→ Instructions for the task
Check every line below for the word "Бразилии" and copy each one that has it.

→ Exercise input
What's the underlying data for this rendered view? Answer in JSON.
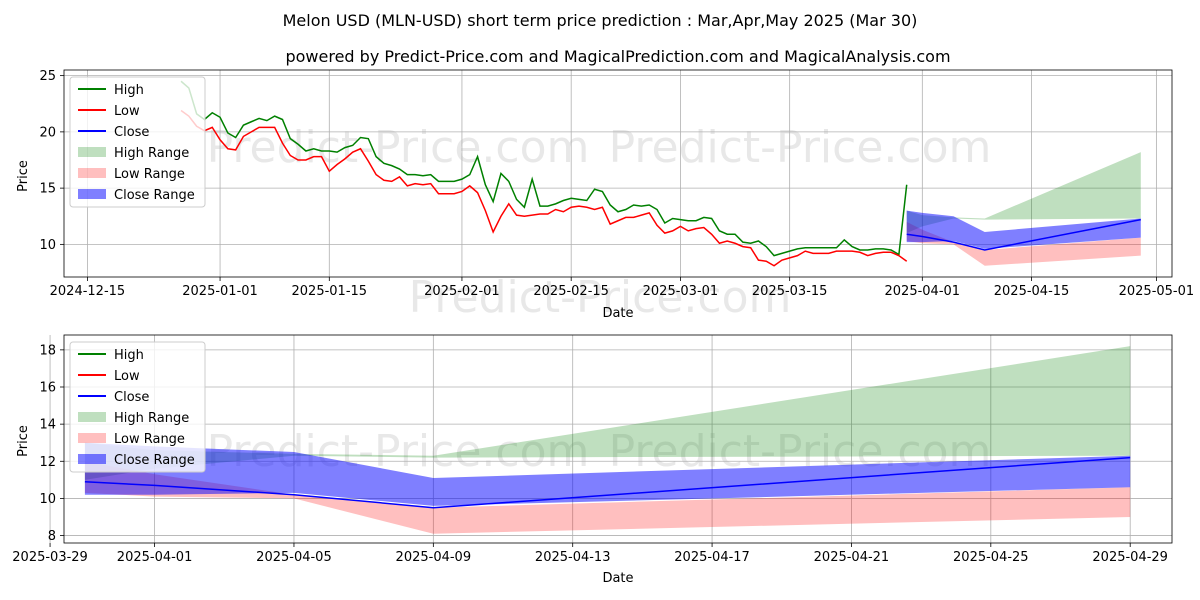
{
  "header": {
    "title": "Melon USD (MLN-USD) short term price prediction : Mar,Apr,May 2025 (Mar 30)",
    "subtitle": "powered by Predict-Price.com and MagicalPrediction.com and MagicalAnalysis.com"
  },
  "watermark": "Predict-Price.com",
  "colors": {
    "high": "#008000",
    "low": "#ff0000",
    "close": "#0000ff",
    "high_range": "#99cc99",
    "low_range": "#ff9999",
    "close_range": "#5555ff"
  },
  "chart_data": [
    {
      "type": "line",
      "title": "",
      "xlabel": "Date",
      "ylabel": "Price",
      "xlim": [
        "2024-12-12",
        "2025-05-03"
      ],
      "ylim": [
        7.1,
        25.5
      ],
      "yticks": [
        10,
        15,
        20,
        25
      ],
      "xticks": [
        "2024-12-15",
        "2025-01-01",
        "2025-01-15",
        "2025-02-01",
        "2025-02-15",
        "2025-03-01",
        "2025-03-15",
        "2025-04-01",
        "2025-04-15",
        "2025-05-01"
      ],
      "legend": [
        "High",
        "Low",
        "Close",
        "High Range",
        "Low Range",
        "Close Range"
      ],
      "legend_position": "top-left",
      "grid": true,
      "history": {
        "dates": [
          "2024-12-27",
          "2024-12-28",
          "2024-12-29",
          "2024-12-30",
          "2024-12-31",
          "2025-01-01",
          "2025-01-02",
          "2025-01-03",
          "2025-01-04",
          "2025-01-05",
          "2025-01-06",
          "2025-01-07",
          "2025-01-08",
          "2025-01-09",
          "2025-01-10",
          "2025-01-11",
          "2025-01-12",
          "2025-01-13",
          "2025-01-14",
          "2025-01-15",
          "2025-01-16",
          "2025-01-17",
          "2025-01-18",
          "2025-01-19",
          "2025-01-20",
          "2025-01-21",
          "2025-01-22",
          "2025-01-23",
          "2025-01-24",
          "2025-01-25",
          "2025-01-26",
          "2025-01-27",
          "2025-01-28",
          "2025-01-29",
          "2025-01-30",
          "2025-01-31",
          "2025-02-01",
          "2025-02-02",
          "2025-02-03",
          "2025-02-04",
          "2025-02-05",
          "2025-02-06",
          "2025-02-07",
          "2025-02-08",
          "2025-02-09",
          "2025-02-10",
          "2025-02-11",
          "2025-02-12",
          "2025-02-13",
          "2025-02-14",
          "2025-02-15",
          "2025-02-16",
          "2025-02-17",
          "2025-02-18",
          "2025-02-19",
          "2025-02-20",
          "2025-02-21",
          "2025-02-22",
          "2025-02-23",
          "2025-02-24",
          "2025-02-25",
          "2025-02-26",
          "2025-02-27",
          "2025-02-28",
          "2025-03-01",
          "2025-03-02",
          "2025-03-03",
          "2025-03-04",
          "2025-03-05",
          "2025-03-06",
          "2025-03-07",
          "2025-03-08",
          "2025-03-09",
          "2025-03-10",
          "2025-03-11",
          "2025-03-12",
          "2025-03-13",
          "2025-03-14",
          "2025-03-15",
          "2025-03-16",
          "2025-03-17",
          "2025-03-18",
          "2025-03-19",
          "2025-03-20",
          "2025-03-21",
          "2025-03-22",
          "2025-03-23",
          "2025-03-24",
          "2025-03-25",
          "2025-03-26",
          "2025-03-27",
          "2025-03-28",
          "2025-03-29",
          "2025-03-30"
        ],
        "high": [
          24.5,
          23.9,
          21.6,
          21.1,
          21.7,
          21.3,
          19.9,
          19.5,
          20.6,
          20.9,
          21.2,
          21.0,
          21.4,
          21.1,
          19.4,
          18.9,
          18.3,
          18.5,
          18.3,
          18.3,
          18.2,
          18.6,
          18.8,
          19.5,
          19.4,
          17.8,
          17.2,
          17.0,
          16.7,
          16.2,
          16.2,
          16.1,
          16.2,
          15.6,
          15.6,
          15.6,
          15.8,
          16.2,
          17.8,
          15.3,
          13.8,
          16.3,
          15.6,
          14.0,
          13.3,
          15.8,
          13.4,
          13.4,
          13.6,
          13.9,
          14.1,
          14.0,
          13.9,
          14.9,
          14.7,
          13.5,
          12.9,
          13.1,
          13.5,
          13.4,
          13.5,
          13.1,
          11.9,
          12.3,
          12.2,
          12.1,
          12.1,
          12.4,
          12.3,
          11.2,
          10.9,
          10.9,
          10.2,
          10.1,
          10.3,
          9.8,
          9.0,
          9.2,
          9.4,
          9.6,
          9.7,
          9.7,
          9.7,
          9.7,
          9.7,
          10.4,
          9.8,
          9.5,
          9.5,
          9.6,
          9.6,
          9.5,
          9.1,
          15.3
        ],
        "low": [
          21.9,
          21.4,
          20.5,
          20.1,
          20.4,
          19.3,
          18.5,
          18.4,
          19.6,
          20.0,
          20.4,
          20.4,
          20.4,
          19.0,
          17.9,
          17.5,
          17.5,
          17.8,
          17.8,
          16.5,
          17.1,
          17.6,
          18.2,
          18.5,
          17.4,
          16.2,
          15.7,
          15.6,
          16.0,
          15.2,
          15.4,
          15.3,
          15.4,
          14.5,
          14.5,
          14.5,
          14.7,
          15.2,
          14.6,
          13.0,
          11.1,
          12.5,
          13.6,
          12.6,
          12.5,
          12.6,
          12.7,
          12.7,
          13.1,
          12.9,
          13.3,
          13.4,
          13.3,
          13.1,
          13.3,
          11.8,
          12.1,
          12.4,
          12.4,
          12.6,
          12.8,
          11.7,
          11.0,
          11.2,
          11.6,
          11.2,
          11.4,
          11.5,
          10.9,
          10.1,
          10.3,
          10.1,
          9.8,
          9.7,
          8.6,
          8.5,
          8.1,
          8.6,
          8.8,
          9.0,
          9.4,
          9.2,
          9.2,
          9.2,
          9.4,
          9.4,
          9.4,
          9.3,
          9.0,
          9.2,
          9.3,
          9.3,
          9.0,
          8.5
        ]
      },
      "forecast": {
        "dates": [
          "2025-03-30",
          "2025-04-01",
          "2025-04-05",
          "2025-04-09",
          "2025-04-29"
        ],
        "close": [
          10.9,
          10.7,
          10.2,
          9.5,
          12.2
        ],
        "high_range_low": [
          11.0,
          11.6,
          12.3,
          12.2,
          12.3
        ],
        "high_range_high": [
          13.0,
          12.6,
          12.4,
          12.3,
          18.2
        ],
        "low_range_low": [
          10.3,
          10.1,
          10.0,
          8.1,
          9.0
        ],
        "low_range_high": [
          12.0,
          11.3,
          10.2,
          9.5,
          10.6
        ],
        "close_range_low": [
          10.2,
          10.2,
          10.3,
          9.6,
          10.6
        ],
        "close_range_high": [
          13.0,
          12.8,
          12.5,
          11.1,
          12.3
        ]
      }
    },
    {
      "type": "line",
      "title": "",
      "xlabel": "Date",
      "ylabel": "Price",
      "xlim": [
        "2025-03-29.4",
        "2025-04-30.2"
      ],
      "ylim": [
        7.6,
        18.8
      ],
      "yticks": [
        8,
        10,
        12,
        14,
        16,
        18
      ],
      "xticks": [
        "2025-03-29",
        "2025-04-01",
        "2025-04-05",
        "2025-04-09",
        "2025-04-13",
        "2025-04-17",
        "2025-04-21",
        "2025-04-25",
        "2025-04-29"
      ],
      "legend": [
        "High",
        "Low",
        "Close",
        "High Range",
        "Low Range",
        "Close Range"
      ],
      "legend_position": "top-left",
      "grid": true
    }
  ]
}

==

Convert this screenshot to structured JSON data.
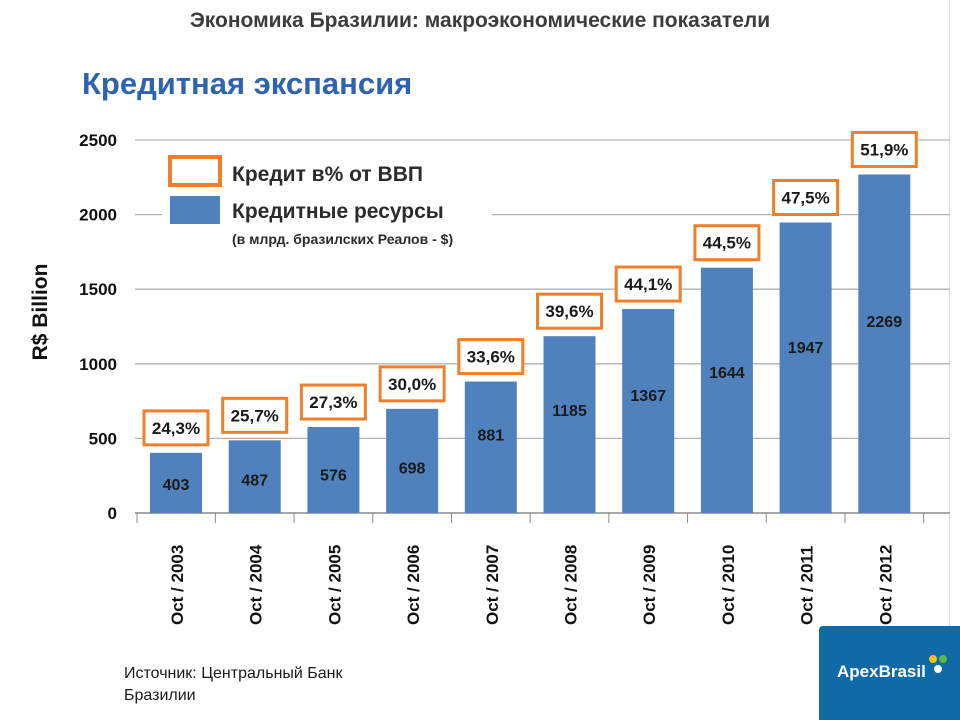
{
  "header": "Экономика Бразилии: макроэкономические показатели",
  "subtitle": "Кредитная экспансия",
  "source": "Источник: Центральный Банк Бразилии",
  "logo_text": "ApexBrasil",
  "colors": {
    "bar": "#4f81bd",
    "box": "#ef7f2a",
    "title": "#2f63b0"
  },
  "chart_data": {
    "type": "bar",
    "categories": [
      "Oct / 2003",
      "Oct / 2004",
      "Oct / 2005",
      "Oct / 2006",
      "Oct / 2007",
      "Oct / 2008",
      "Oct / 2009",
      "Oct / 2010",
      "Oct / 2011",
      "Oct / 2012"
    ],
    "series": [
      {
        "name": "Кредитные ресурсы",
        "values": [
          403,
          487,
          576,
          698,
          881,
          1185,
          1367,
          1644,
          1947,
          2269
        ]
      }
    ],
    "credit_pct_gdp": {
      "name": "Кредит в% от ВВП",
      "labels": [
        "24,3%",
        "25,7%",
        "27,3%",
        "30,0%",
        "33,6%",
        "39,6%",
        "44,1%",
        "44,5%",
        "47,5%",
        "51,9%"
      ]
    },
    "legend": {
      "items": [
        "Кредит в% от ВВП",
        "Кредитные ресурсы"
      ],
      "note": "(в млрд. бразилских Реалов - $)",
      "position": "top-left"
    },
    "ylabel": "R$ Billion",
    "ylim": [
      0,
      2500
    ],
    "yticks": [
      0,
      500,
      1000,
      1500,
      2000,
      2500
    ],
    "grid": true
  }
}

==

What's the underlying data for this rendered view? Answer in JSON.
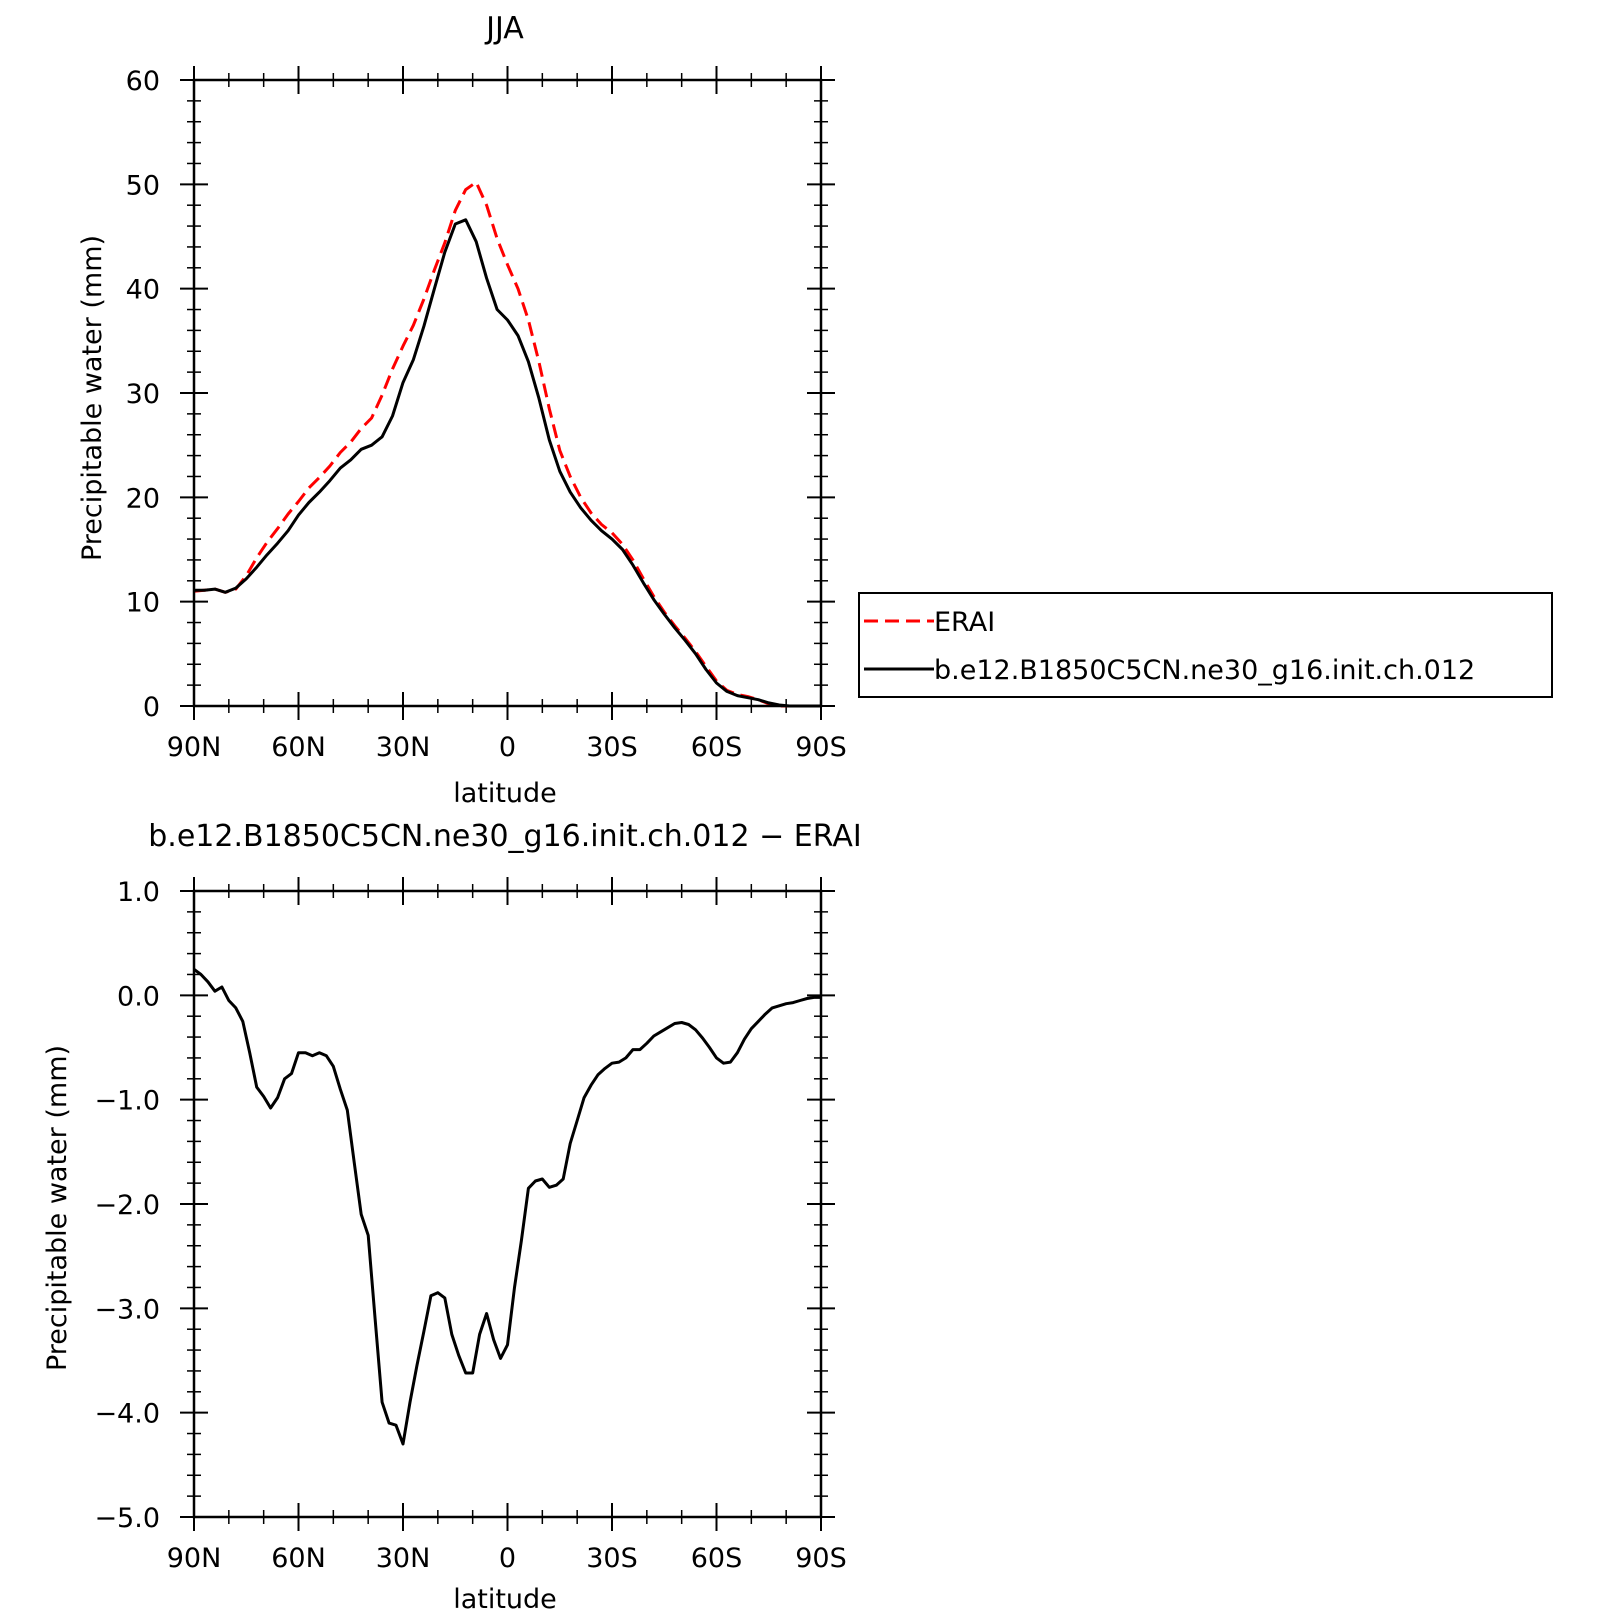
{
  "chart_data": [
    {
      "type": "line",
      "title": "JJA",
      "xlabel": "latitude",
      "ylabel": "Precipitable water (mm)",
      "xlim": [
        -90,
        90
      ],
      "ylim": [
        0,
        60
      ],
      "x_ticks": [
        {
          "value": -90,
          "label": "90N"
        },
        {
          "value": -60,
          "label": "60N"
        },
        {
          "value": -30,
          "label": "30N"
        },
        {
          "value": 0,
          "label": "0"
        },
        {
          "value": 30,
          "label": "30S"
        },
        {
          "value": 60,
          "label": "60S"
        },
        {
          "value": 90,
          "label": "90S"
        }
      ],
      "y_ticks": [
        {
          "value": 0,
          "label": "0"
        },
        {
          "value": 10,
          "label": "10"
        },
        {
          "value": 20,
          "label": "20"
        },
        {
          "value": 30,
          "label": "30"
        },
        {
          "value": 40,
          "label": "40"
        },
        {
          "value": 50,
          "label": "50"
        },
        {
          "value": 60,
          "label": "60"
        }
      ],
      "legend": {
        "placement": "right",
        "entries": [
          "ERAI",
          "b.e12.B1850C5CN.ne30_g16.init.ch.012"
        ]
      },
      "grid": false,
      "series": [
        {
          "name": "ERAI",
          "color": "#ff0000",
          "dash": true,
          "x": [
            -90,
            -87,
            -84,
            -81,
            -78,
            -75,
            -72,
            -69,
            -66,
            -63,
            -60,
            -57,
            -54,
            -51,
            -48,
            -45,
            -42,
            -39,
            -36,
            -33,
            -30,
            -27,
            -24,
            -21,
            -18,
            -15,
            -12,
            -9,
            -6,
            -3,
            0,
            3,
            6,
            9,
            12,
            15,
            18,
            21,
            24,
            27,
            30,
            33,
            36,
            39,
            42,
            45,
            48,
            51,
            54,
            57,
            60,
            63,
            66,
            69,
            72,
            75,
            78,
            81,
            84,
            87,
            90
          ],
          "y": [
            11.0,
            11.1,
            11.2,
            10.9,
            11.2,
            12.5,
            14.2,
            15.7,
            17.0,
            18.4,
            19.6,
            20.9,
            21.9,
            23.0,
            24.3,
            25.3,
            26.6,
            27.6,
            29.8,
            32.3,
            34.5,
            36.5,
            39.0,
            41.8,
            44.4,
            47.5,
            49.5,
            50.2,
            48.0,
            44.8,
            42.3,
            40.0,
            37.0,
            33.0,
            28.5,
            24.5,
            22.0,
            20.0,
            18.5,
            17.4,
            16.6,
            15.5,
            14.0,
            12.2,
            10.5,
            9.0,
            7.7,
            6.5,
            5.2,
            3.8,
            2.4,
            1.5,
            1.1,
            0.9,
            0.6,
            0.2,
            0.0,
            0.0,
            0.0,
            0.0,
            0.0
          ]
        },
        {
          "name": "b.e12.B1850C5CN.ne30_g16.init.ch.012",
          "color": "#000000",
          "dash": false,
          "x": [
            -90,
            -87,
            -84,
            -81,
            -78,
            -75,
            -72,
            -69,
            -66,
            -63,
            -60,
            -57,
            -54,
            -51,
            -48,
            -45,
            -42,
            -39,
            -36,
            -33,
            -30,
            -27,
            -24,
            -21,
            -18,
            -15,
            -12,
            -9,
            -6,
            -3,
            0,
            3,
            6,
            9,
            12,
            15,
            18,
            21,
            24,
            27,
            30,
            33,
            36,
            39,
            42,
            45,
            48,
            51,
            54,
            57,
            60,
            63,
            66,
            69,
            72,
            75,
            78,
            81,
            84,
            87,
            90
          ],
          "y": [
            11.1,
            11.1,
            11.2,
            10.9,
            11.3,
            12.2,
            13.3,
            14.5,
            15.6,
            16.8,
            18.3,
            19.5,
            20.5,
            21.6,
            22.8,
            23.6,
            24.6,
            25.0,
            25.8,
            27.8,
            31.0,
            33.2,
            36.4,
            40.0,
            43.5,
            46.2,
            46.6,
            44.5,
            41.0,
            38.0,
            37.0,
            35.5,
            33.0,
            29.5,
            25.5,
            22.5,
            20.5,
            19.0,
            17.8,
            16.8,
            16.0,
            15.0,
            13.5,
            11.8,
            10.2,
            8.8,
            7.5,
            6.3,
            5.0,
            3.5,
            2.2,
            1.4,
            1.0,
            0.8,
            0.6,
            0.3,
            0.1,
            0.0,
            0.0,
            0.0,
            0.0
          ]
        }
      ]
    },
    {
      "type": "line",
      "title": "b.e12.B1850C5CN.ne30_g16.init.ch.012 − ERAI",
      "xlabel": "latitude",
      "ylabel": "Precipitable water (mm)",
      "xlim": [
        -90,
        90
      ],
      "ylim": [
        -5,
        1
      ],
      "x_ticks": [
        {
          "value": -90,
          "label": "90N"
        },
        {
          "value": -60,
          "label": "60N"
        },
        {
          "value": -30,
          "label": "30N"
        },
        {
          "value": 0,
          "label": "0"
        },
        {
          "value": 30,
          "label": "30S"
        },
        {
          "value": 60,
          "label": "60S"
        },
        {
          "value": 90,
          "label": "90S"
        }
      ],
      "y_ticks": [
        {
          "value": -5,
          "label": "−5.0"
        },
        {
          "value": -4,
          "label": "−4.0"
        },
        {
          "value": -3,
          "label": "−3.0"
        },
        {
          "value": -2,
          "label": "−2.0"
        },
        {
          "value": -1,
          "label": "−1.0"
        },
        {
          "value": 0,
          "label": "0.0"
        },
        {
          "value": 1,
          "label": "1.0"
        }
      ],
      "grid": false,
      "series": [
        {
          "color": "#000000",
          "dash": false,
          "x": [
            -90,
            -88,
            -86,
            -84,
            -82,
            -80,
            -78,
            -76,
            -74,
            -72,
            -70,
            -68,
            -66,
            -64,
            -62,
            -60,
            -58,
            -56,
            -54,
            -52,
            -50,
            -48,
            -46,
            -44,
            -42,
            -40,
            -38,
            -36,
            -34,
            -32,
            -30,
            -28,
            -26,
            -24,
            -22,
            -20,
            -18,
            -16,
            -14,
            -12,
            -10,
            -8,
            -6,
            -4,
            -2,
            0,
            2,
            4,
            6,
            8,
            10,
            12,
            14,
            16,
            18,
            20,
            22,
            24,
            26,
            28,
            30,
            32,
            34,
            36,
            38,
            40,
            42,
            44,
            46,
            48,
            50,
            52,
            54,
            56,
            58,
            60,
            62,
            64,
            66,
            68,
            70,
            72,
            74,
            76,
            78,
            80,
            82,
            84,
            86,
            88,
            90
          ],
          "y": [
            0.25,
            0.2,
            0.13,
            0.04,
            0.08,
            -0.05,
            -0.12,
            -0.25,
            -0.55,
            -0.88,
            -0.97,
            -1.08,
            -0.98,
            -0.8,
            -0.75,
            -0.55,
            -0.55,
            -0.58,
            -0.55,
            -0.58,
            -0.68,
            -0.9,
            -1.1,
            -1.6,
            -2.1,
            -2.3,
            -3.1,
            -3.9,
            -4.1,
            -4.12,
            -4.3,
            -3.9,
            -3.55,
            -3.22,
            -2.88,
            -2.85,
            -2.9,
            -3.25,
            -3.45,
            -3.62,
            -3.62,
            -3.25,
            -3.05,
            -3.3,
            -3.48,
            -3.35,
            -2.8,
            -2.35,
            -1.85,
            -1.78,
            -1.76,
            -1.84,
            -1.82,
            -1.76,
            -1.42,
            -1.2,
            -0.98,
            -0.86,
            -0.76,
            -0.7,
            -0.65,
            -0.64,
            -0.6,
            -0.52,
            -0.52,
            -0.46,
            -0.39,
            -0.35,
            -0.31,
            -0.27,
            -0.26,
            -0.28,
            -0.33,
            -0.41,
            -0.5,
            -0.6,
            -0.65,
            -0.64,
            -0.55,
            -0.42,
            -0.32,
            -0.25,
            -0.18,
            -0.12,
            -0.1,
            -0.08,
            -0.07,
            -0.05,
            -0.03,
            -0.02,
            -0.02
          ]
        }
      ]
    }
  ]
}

→ Reply to the task
  "header": "Экономика Бразилии: макроэкономические показатели",
  "source": "Источник: Центральный Банк Бразилии",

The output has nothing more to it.